- [PASSAGE PROVIDED]
· · · · · · ·
When organizations significantly expand their global footprints, a spiraling number of intercompany transactions are generated and immediately complicated by local tax policies, currencies, transfer pricing, and disparate systems and applications.
If these kinds of transactions are not eliminated correctly, any out-of-balance accounts can seriously impact financial statements, creating compliance issues, the risk of restatement, SEC imposed fines, and shareholder lawsuits.
The complexity of intercompany accounting increases as it expands beyond accounting and finance and into the tax and treasury department. Companies must analyze the value chain to understand and execute accurate taxing policies and transfer pricing agreements. Understanding cross-country netting rules and consolidating for settlement requires detailed transaction information.
As volume grows, the use of spreadsheets, email or verbal approvals, or other workarounds exposes organizations to significant financial, compliance, and reputation risk.
Utilizing standard data parameters greatly increases the efficiency of the intercompany accounting and reconciliation process, by eliminating or reducing the need to search and find data pertaining to intercompany transactions.
This process is often referred to as master data management. The term describes the process by which a business takes steps throughout the enterprise to ensure the uniformity, accuracy, and consistency of its data.
Much of a business’s financial activity takes place between and within subsidiaries or divisions of the same parent company. This has become even more commonplace in today’s global economy.
Journal entries of intercompany transactions are an important step in the business accounting process. They allow the business to record and evaluate all manner of financial activity thoroughly and accurately.
An effective intercompany accounting process helps the business avoid double entries in more than one of its subsidiaries or divisions. It allows the company to evaluate the full monetary value of its transactions, to provide accurate financial statements, and to avoid disputes.
Intercompany accounting helps businesses with multiple divisions and subsidiaries prepare accurate consolidated financial statements, to provide a clear and transparent picture of its financial health, and avoid disputes.
· · · · · · ·
- [WHAT TO WORK ON]
(1) In the passage on intercompany accounting, what term names the process by which a business ensures the uniformity, accuracy, and consistency of its data across the enterprise?
(2) Resume the passage on intercompany accounting, picking up after its final sentence.
· · · · · · ·
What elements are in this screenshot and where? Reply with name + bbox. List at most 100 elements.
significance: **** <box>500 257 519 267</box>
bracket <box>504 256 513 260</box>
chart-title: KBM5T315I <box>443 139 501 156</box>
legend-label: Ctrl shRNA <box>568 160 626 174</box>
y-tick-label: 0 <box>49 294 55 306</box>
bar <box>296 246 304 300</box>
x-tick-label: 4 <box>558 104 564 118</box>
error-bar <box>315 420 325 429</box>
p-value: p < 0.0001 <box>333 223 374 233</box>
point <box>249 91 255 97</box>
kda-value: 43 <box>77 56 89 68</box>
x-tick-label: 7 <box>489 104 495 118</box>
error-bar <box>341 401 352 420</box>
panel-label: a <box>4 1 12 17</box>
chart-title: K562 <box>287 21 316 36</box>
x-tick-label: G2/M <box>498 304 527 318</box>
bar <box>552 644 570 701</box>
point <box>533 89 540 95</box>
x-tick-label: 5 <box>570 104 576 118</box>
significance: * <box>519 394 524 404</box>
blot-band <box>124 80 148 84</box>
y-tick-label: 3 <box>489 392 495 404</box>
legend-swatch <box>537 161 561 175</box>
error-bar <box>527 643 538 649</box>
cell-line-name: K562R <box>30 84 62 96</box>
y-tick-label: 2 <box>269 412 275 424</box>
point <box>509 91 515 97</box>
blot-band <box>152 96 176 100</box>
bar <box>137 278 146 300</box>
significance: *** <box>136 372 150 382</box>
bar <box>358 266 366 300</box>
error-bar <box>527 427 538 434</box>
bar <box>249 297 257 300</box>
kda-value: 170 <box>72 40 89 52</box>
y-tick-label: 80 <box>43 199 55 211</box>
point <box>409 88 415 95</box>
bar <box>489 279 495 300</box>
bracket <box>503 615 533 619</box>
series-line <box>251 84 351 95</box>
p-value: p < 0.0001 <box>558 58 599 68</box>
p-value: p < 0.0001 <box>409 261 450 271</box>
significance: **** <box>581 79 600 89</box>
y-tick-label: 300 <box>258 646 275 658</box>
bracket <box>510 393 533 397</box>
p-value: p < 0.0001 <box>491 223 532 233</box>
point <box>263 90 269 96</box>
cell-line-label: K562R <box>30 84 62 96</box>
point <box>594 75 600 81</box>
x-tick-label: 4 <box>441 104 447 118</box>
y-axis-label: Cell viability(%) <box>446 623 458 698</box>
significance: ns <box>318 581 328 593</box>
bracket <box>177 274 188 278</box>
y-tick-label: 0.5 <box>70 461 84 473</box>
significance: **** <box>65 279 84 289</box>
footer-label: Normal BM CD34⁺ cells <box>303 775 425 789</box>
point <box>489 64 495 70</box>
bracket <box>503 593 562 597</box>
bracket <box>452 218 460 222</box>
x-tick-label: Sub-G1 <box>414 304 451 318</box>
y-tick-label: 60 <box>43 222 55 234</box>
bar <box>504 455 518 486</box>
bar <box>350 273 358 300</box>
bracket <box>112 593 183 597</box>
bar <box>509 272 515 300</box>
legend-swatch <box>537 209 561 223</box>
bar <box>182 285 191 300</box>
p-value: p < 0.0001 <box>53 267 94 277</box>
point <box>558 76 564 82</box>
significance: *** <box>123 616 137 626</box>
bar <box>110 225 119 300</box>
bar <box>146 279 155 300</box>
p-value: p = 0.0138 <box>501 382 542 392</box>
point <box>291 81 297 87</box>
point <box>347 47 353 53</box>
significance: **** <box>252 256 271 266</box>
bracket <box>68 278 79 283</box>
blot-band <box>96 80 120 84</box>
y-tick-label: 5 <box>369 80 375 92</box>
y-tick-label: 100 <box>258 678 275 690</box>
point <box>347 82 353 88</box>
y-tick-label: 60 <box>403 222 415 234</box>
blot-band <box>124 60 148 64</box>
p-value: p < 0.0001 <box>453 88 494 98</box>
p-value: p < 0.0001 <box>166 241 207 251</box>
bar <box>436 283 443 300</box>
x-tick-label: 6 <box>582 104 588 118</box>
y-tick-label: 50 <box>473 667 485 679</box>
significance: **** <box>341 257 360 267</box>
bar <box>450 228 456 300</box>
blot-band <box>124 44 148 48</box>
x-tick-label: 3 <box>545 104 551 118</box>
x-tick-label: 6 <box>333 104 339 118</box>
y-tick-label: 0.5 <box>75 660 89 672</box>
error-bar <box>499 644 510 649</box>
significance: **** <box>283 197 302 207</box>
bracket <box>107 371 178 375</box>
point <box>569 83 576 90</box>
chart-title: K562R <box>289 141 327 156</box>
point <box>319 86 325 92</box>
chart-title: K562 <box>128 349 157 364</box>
· · · · · · ·
- [RESPONSE LIST]
(1) Master data management.

(2)
Without thorough and accurate intercompany accounting, companies leave themselves vulnerable. Businesses will not be able to properly reconcile transactions that take place between entities or to accurately assess profits and losses. This undermines the ability of the parent company to prepare accurate consolidated financial statements. The role and contribution of each entity to the parent company’s overall performance and financial health cannot be accurately ascertained. Inadequate intercompany accounting can also lead to financial disputes between entities under the same parent company.
Intercompany transactions can artificially inflate profits and liabilities in the business. Intercompany accounting operates on the principle that only transactions with outside entities can create a profit or a liability. Therefore, all intercompany transactions must cancel out to zero in the business accounting records.
For example, if a subsidiary purchases supplies from another, it will record a $1000 transaction in its purchase account. At the same time, the entity that sold the supplies will record the transaction for the same amount in its sales account.
Intercompany reconciliation will make sure that these two transactions are properly recorded in the ledgers for both subsidiaries, and that they ultimately cancel out, or equal zero, and do not appear in the consolidated financial statement for the parent business.
Intercompany transactions can include a number of different kinds of financial activity. Related units can buy and sell goods or services, just like they do with outside customers. They can also exchange other resources, such as fees, inventory, cash, capital, dividends, raw materials, parts, staff, and loans. Any of these types of transactions require documentation.